▶ _DIRECTIVE_:
Write out each record again exactly as it stands.

▶ _PROVIDED DATA_:
>>>>

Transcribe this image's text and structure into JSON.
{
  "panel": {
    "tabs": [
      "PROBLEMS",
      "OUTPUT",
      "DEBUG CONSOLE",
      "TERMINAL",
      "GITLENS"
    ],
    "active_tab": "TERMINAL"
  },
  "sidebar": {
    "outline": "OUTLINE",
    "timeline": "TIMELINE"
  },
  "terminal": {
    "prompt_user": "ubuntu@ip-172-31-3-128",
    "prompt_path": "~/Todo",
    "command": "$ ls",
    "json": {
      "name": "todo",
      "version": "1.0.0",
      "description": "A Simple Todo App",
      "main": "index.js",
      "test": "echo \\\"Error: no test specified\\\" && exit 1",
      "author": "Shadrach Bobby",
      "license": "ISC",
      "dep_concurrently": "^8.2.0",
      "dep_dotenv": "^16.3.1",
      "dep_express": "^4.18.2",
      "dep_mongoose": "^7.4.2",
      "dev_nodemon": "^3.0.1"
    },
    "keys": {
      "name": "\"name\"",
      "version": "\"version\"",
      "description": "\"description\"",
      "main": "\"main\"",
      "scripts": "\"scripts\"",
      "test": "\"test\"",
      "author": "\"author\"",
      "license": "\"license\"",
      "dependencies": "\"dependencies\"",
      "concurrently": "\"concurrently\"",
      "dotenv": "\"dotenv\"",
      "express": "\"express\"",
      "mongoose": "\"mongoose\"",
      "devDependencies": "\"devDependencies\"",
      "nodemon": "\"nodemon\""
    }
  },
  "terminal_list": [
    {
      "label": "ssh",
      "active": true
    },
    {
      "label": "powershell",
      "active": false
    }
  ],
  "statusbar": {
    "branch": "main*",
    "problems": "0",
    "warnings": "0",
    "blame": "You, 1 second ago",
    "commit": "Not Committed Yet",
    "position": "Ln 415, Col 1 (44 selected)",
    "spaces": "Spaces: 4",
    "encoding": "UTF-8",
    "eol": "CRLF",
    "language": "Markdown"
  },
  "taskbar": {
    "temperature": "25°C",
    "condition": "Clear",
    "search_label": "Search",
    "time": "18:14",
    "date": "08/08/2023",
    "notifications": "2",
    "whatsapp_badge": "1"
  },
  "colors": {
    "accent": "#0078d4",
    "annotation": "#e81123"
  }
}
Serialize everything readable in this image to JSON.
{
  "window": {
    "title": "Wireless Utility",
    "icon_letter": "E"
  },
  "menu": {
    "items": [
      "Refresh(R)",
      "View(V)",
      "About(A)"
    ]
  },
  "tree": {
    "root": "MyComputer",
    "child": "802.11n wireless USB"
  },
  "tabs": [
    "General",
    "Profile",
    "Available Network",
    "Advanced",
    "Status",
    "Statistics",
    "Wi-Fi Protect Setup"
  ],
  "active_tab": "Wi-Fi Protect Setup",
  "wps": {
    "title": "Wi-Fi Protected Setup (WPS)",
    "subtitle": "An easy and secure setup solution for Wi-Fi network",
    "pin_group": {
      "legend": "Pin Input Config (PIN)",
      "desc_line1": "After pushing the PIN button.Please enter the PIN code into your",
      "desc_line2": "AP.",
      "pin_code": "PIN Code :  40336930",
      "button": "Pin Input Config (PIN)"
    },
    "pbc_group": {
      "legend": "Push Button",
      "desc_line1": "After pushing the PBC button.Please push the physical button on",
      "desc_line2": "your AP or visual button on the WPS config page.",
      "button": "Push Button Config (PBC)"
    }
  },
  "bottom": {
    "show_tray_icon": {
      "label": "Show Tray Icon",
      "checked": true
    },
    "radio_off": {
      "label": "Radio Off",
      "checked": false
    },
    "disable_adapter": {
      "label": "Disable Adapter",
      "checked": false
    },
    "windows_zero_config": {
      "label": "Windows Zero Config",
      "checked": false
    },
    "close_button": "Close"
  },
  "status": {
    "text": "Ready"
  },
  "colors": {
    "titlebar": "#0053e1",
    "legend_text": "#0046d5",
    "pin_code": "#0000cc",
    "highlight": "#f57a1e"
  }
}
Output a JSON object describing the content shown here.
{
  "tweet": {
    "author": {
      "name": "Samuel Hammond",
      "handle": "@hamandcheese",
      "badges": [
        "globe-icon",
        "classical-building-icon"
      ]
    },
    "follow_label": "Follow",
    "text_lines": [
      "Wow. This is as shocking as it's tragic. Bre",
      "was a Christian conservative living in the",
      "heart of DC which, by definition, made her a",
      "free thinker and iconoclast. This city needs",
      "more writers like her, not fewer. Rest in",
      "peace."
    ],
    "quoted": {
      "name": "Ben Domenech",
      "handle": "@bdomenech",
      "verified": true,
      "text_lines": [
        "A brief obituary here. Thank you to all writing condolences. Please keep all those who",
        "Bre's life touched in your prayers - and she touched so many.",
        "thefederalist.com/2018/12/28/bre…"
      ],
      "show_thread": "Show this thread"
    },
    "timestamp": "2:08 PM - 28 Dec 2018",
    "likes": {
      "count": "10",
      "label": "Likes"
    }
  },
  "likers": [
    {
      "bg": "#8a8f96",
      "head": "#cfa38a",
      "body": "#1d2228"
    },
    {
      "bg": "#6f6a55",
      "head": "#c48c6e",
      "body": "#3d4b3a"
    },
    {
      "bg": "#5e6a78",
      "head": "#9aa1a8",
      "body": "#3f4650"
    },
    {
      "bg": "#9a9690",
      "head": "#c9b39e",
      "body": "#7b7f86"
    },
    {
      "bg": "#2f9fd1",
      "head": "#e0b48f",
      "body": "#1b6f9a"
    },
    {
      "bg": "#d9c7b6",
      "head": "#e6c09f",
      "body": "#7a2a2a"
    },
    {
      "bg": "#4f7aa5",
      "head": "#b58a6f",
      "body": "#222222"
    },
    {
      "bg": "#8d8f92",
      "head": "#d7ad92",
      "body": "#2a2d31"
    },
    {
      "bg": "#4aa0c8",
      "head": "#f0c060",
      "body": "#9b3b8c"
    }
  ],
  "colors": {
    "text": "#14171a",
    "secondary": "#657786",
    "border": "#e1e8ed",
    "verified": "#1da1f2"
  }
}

<<<<

▶ _TASK ANSWER_:
Transcribe this image's text and structure into JSON.
{
  "panel": {
    "tabs": [
      "PROBLEMS",
      "OUTPUT",
      "DEBUG CONSOLE",
      "TERMINAL",
      "GITLENS"
    ],
    "active_tab": "TERMINAL"
  },
  "sidebar": {
    "outline": "OUTLINE",
    "timeline": "TIMELINE"
  },
  "terminal": {
    "prompt_user": "ubuntu@ip-172-31-3-128",
    "prompt_path": "~/Todo",
    "command": "$ ls",
    "json": {
      "name": "todo",
      "version": "1.0.0",
      "description": "A Simple Todo App",
      "main": "index.js",
      "test": "echo \\\"Error: no test specified\\\" && exit 1",
      "author": "Shadrach Bobby",
      "license": "ISC",
      "dep_concurrently": "^8.2.0",
      "dep_dotenv": "^16.3.1",
      "dep_express": "^4.18.2",
      "dep_mongoose": "^7.4.2",
      "dev_nodemon": "^3.0.1"
    },
    "keys": {
      "name": "\"name\"",
      "version": "\"version\"",
      "description": "\"description\"",
      "main": "\"main\"",
      "scripts": "\"scripts\"",
      "test": "\"test\"",
      "author": "\"author\"",
      "license": "\"license\"",
      "dependencies": "\"dependencies\"",
      "concurrently": "\"concurrently\"",
      "dotenv": "\"dotenv\"",
      "express": "\"express\"",
      "mongoose": "\"mongoose\"",
      "devDependencies": "\"devDependencies\"",
      "nodemon": "\"nodemon\""
    }
  },
  "terminal_list": [
    {
      "label": "ssh",
      "active": true
    },
    {
      "label": "powershell",
      "active": false
    }
  ],
  "statusbar": {
    "branch": "main*",
    "problems": "0",
    "warnings": "0",
    "blame": "You, 1 second ago",
    "commit": "Not Committed Yet",
    "position": "Ln 415, Col 1 (44 selected)",
    "spaces": "Spaces: 4",
    "encoding": "UTF-8",
    "eol": "CRLF",
    "language": "Markdown"
  },
  "taskbar": {
    "temperature": "25°C",
    "condition": "Clear",
    "search_label": "Search",
    "time": "18:14",
    "date": "08/08/2023",
    "notifications": "2",
    "whatsapp_badge": "1"
  },
  "colors": {
    "accent": "#0078d4",
    "annotation": "#e81123"
  }
}
Serialize everything readable in this image to JSON.
{
  "window": {
    "title": "Wireless Utility",
    "icon_letter": "E"
  },
  "menu": {
    "items": [
      "Refresh(R)",
      "View(V)",
      "About(A)"
    ]
  },
  "tree": {
    "root": "MyComputer",
    "child": "802.11n wireless USB"
  },
  "tabs": [
    "General",
    "Profile",
    "Available Network",
    "Advanced",
    "Status",
    "Statistics",
    "Wi-Fi Protect Setup"
  ],
  "active_tab": "Wi-Fi Protect Setup",
  "wps": {
    "title": "Wi-Fi Protected Setup (WPS)",
    "subtitle": "An easy and secure setup solution for Wi-Fi network",
    "pin_group": {
      "legend": "Pin Input Config (PIN)",
      "desc_line1": "After pushing the PIN button.Please enter the PIN code into your",
      "desc_line2": "AP.",
      "pin_code": "PIN Code :  40336930",
      "button": "Pin Input Config (PIN)"
    },
    "pbc_group": {
      "legend": "Push Button",
      "desc_line1": "After pushing the PBC button.Please push the physical button on",
      "desc_line2": "your AP or visual button on the WPS config page.",
      "button": "Push Button Config (PBC)"
    }
  },
  "bottom": {
    "show_tray_icon": {
      "label": "Show Tray Icon",
      "checked": true
    },
    "radio_off": {
      "label": "Radio Off",
      "checked": false
    },
    "disable_adapter": {
      "label": "Disable Adapter",
      "checked": false
    },
    "windows_zero_config": {
      "label": "Windows Zero Config",
      "checked": false
    },
    "close_button": "Close"
  },
  "status": {
    "text": "Ready"
  },
  "colors": {
    "titlebar": "#0053e1",
    "legend_text": "#0046d5",
    "pin_code": "#0000cc",
    "highlight": "#f57a1e"
  }
}
Output a JSON object describing the content shown here.
{
  "tweet": {
    "author": {
      "name": "Samuel Hammond",
      "handle": "@hamandcheese",
      "badges": [
        "globe-icon",
        "classical-building-icon"
      ]
    },
    "follow_label": "Follow",
    "text_lines": [
      "Wow. This is as shocking as it's tragic. Bre",
      "was a Christian conservative living in the",
      "heart of DC which, by definition, made her a",
      "free thinker and iconoclast. This city needs",
      "more writers like her, not fewer. Rest in",
      "peace."
    ],
    "quoted": {
      "name": "Ben Domenech",
      "handle": "@bdomenech",
      "verified": true,
      "text_lines": [
        "A brief obituary here. Thank you to all writing condolences. Please keep all those who",
        "Bre's life touched in your prayers - and she touched so many.",
        "thefederalist.com/2018/12/28/bre…"
      ],
      "show_thread": "Show this thread"
    },
    "timestamp": "2:08 PM - 28 Dec 2018",
    "likes": {
      "count": "10",
      "label": "Likes"
    }
  },
  "likers": [
    {
      "bg": "#8a8f96",
      "head": "#cfa38a",
      "body": "#1d2228"
    },
    {
      "bg": "#6f6a55",
      "head": "#c48c6e",
      "body": "#3d4b3a"
    },
    {
      "bg": "#5e6a78",
      "head": "#9aa1a8",
      "body": "#3f4650"
    },
    {
      "bg": "#9a9690",
      "head": "#c9b39e",
      "body": "#7b7f86"
    },
    {
      "bg": "#2f9fd1",
      "head": "#e0b48f",
      "body": "#1b6f9a"
    },
    {
      "bg": "#d9c7b6",
      "head": "#e6c09f",
      "body": "#7a2a2a"
    },
    {
      "bg": "#4f7aa5",
      "head": "#b58a6f",
      "body": "#222222"
    },
    {
      "bg": "#8d8f92",
      "head": "#d7ad92",
      "body": "#2a2d31"
    },
    {
      "bg": "#4aa0c8",
      "head": "#f0c060",
      "body": "#9b3b8c"
    }
  ],
  "colors": {
    "text": "#14171a",
    "secondary": "#657786",
    "border": "#e1e8ed",
    "verified": "#1da1f2"
  }
}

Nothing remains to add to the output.